━━━ Data excerpts ━━━
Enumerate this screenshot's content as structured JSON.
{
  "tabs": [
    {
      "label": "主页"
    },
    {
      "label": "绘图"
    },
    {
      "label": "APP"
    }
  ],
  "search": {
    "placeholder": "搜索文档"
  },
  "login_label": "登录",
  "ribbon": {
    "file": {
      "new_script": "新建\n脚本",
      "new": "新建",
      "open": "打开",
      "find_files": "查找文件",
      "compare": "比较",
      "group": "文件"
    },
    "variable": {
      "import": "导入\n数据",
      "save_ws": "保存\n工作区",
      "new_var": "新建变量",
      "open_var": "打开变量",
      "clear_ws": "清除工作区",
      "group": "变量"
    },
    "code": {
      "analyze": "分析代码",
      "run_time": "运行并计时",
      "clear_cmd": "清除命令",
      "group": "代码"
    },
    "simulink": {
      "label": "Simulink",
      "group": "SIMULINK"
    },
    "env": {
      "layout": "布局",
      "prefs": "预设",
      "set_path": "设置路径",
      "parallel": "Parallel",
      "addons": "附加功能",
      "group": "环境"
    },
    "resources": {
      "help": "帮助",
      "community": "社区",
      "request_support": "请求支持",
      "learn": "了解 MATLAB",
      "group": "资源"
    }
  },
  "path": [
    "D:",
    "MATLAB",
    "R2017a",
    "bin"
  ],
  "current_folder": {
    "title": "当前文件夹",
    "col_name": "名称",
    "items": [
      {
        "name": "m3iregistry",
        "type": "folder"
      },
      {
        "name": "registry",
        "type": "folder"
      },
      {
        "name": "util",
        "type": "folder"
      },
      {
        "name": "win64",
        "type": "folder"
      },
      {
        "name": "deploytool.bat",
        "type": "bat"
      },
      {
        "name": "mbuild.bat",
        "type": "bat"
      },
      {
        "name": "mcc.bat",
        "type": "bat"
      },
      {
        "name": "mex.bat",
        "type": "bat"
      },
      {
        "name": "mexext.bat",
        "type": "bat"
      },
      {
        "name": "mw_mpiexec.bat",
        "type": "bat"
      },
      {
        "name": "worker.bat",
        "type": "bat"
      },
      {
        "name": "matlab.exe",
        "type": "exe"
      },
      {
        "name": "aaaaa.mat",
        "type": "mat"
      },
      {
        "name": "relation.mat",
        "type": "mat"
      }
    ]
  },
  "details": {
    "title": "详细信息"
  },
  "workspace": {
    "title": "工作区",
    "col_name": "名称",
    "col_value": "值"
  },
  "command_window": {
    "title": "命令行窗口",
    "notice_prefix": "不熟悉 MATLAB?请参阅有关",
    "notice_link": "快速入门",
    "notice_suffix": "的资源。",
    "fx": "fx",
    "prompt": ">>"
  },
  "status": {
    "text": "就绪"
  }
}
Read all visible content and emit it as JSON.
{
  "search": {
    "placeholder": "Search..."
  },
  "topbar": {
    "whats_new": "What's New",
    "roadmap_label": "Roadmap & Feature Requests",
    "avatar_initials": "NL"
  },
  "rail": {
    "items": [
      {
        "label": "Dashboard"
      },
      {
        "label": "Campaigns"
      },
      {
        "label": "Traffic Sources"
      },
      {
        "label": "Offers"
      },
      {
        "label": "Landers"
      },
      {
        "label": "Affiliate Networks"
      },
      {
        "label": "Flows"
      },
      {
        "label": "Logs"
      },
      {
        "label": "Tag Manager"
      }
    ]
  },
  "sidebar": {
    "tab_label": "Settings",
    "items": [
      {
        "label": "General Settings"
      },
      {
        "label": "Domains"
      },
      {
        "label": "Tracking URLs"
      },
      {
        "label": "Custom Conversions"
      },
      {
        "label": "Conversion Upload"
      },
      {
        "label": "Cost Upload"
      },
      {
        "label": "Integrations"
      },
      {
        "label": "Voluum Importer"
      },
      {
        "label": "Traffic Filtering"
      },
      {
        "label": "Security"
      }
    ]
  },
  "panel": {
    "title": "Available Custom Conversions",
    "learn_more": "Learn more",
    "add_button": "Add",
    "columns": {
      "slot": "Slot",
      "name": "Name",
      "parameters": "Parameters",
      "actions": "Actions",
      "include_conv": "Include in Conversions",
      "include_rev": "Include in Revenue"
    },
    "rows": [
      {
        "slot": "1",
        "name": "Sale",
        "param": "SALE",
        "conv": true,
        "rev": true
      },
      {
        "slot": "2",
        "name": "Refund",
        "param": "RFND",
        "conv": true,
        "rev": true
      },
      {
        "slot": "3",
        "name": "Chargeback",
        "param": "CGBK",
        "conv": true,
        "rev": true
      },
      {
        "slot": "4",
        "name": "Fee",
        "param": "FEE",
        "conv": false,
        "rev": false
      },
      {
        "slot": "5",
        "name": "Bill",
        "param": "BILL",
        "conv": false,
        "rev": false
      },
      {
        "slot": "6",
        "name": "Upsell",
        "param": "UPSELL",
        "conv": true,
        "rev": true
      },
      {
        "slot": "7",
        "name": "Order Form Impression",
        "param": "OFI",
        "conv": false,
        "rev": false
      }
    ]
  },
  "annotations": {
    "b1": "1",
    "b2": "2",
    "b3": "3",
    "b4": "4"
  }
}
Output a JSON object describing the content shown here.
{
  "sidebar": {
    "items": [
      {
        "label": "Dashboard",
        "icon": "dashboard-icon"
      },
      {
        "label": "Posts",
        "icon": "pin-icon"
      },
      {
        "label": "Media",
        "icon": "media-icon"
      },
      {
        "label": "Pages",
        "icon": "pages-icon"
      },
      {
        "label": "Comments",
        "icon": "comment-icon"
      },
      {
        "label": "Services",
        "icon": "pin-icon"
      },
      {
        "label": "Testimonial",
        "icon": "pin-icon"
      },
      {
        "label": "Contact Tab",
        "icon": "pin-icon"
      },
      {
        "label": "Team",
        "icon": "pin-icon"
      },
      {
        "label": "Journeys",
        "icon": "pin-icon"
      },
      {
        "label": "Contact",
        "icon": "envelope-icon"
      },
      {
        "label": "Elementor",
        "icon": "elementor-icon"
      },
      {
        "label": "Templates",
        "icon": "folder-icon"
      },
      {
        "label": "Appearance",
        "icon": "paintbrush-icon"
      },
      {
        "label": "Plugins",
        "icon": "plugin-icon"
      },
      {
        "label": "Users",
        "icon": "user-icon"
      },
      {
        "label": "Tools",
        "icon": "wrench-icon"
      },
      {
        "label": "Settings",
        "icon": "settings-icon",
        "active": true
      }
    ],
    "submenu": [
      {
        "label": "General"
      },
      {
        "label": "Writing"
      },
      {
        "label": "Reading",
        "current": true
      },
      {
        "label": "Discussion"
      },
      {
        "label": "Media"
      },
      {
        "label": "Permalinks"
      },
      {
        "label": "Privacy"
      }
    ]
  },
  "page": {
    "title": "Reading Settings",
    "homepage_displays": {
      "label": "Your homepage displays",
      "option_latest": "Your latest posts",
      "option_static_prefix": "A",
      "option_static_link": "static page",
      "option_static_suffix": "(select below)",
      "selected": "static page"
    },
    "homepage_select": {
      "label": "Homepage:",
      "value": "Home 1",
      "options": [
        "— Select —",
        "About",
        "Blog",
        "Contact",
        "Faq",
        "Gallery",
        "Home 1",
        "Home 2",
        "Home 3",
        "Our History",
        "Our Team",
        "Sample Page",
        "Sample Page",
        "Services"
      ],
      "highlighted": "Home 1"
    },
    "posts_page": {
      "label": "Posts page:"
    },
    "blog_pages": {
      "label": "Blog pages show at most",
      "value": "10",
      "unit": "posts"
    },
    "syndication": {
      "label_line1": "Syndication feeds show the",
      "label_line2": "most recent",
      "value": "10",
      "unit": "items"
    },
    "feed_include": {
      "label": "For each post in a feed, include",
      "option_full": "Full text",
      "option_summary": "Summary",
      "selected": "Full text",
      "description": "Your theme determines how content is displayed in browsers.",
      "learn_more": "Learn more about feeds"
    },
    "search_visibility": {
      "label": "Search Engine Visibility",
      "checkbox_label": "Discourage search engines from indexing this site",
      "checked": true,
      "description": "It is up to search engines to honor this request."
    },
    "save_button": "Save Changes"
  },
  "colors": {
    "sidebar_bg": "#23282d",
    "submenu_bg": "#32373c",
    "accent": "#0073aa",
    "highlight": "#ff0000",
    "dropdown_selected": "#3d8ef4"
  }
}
━━━
Work instructions >>
Select all lines in the listing above where the word "Contact" appears, and show them.

Response below >>
        "label": "Contact Tab",
        "label": "Contact",
        "Contact",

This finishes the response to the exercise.